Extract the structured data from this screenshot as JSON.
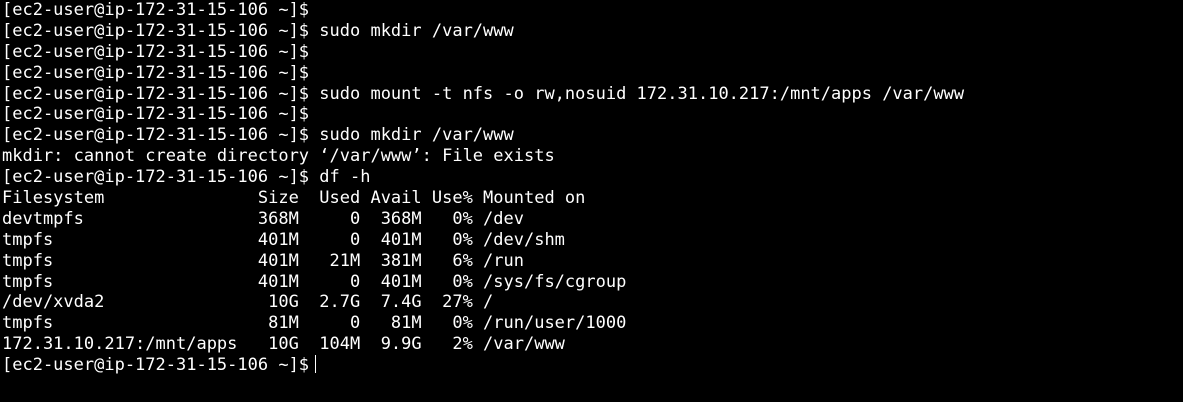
{
  "terminal": {
    "foreground": "#ffffff",
    "background": "#000000",
    "lines": [
      "[ec2-user@ip-172-31-15-106 ~]$",
      "[ec2-user@ip-172-31-15-106 ~]$ sudo mkdir /var/www",
      "[ec2-user@ip-172-31-15-106 ~]$",
      "[ec2-user@ip-172-31-15-106 ~]$",
      "[ec2-user@ip-172-31-15-106 ~]$ sudo mount -t nfs -o rw,nosuid 172.31.10.217:/mnt/apps /var/www",
      "[ec2-user@ip-172-31-15-106 ~]$",
      "[ec2-user@ip-172-31-15-106 ~]$ sudo mkdir /var/www",
      "mkdir: cannot create directory ‘/var/www’: File exists",
      "[ec2-user@ip-172-31-15-106 ~]$ df -h",
      "Filesystem               Size  Used Avail Use% Mounted on",
      "devtmpfs                 368M     0  368M   0% /dev",
      "tmpfs                    401M     0  401M   0% /dev/shm",
      "tmpfs                    401M   21M  381M   6% /run",
      "tmpfs                    401M     0  401M   0% /sys/fs/cgroup",
      "/dev/xvda2                10G  2.7G  7.4G  27% /",
      "tmpfs                     81M     0   81M   0% /run/user/1000",
      "172.31.10.217:/mnt/apps   10G  104M  9.9G   2% /var/www"
    ],
    "prompt": "[ec2-user@ip-172-31-15-106 ~]$"
  }
}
○ ○ ○
Goal of the exercise: Pictures stay out; repeat all the rest of the records exactly.

Task response:
Extract the structured data from this screenshot as JSON.
{
  "terminal": {
    "foreground": "#ffffff",
    "background": "#000000",
    "lines": [
      "[ec2-user@ip-172-31-15-106 ~]$",
      "[ec2-user@ip-172-31-15-106 ~]$ sudo mkdir /var/www",
      "[ec2-user@ip-172-31-15-106 ~]$",
      "[ec2-user@ip-172-31-15-106 ~]$",
      "[ec2-user@ip-172-31-15-106 ~]$ sudo mount -t nfs -o rw,nosuid 172.31.10.217:/mnt/apps /var/www",
      "[ec2-user@ip-172-31-15-106 ~]$",
      "[ec2-user@ip-172-31-15-106 ~]$ sudo mkdir /var/www",
      "mkdir: cannot create directory ‘/var/www’: File exists",
      "[ec2-user@ip-172-31-15-106 ~]$ df -h",
      "Filesystem               Size  Used Avail Use% Mounted on",
      "devtmpfs                 368M     0  368M   0% /dev",
      "tmpfs                    401M     0  401M   0% /dev/shm",
      "tmpfs                    401M   21M  381M   6% /run",
      "tmpfs                    401M     0  401M   0% /sys/fs/cgroup",
      "/dev/xvda2                10G  2.7G  7.4G  27% /",
      "tmpfs                     81M     0   81M   0% /run/user/1000",
      "172.31.10.217:/mnt/apps   10G  104M  9.9G   2% /var/www"
    ],
    "prompt": "[ec2-user@ip-172-31-15-106 ~]$"
  }
}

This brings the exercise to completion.